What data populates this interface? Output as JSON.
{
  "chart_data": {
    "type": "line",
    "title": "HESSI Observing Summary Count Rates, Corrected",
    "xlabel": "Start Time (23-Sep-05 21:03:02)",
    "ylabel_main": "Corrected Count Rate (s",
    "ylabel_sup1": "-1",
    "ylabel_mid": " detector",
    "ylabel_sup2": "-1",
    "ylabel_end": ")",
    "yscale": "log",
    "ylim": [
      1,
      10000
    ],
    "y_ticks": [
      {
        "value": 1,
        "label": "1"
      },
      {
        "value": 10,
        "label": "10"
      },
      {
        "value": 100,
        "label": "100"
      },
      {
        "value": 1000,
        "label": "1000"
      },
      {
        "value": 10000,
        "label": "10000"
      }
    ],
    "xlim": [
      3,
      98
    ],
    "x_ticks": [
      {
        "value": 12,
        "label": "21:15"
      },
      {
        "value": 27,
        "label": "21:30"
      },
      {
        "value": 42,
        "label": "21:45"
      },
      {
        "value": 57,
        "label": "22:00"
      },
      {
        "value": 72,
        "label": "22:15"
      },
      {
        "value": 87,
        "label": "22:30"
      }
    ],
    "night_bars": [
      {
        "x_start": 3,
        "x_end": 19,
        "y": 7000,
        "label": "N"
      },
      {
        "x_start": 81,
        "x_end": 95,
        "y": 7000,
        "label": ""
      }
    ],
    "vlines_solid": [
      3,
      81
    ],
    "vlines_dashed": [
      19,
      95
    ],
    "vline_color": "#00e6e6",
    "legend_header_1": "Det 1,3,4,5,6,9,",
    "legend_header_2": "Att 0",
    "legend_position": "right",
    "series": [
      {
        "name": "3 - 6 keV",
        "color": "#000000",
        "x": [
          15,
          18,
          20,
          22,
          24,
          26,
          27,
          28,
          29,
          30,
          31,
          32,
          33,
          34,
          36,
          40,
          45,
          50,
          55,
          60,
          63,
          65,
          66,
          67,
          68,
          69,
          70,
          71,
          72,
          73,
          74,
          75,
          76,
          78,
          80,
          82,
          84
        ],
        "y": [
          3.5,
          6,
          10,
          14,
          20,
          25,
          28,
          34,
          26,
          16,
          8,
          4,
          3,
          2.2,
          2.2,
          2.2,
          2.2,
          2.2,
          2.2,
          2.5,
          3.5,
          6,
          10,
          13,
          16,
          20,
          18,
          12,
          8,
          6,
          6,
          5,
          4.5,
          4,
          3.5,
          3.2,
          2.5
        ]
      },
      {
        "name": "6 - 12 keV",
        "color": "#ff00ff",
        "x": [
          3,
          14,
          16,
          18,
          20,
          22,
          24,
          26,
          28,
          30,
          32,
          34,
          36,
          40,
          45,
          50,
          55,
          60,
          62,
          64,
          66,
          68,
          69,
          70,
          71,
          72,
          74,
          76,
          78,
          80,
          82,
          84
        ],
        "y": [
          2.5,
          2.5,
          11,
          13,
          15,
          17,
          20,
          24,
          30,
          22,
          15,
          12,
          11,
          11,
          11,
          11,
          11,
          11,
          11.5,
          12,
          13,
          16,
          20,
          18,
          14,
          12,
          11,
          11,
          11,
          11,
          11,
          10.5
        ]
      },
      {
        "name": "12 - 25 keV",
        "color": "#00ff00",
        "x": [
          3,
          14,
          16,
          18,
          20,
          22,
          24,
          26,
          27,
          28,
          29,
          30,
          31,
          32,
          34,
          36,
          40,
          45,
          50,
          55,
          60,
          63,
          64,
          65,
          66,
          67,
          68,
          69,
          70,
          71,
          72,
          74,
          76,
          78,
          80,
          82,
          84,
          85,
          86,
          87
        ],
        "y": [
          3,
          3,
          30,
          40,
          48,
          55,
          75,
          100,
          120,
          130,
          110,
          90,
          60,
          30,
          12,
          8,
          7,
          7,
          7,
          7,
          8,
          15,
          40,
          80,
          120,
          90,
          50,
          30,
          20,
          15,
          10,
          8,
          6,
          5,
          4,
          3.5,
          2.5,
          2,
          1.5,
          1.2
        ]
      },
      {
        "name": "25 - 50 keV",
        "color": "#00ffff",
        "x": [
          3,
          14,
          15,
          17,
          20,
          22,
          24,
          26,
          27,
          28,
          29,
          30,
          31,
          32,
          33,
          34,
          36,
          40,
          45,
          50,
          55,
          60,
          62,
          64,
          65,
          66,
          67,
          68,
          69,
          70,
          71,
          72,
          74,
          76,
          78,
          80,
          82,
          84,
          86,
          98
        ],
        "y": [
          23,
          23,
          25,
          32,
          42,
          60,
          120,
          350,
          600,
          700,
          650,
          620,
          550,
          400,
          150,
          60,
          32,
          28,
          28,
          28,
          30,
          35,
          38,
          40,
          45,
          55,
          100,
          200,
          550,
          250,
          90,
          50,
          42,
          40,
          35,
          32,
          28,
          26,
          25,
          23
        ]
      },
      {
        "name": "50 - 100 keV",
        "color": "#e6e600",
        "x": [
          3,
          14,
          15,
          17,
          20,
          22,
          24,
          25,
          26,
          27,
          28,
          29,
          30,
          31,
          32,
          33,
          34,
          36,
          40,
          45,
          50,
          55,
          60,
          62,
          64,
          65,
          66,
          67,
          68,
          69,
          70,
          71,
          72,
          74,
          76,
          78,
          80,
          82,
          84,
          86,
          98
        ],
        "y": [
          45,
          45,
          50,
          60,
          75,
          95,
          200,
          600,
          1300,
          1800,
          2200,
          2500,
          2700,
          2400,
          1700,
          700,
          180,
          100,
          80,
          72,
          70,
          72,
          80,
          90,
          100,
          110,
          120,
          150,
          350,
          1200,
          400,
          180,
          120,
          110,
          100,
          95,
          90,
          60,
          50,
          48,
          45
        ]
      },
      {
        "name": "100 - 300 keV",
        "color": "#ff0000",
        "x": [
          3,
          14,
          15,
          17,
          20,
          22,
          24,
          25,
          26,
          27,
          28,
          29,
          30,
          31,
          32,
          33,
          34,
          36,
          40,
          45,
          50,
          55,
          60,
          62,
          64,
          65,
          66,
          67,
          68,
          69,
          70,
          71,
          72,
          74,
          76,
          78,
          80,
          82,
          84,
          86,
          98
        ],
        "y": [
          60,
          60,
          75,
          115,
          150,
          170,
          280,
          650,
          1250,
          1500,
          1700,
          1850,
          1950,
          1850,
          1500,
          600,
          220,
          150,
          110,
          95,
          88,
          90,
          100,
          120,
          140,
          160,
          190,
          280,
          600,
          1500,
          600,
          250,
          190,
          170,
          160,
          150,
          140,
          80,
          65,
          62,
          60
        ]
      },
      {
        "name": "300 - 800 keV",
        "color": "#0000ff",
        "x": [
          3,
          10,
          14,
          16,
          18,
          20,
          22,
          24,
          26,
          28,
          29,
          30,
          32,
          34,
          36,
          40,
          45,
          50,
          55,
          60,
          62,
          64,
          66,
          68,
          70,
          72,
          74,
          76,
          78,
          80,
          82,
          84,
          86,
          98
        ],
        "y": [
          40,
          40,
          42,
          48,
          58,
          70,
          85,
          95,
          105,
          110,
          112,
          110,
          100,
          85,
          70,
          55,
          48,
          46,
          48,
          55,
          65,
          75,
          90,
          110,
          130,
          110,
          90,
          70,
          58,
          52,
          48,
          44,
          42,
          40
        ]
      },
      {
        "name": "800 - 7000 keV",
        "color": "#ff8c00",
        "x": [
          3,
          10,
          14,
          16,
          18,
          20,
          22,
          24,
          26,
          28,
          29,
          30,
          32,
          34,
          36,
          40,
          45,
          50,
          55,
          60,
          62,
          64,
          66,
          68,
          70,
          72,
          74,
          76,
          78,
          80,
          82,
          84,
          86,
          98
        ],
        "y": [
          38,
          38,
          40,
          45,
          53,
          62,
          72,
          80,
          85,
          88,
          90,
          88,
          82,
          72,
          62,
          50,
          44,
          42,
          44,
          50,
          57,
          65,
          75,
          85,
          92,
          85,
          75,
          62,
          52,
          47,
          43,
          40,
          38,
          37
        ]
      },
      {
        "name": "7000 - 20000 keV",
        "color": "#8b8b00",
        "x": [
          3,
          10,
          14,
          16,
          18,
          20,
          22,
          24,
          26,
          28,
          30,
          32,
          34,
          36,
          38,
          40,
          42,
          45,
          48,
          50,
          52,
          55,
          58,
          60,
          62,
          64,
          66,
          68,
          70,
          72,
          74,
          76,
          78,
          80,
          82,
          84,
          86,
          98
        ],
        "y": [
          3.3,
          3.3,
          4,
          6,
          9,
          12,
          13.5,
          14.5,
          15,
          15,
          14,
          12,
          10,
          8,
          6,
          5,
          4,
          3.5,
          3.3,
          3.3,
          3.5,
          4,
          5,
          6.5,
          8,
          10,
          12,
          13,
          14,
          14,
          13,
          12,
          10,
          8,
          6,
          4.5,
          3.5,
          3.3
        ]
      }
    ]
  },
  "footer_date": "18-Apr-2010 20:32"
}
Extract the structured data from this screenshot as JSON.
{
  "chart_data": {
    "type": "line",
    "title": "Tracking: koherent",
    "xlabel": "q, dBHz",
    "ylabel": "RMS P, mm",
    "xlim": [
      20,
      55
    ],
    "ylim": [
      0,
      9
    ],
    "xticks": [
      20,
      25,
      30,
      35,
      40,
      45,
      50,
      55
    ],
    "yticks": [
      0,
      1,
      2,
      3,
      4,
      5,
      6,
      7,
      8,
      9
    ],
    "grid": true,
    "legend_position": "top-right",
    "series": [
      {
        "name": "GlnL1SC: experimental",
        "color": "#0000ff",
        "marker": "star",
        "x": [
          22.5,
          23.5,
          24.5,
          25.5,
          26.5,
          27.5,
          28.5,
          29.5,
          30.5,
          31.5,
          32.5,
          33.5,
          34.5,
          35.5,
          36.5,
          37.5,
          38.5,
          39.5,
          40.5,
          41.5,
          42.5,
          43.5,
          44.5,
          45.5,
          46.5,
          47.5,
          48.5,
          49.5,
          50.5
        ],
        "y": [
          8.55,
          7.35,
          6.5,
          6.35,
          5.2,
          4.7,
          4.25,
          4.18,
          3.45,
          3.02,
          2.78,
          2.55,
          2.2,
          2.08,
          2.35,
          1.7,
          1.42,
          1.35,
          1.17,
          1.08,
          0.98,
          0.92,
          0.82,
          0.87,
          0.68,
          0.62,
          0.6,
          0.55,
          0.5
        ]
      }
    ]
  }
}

→ **To be done**: Return all lines containing the word "JSON".

→ **Exercise response**:
What data populates this interface? Output as JSON.
Extract the structured data from this screenshot as JSON.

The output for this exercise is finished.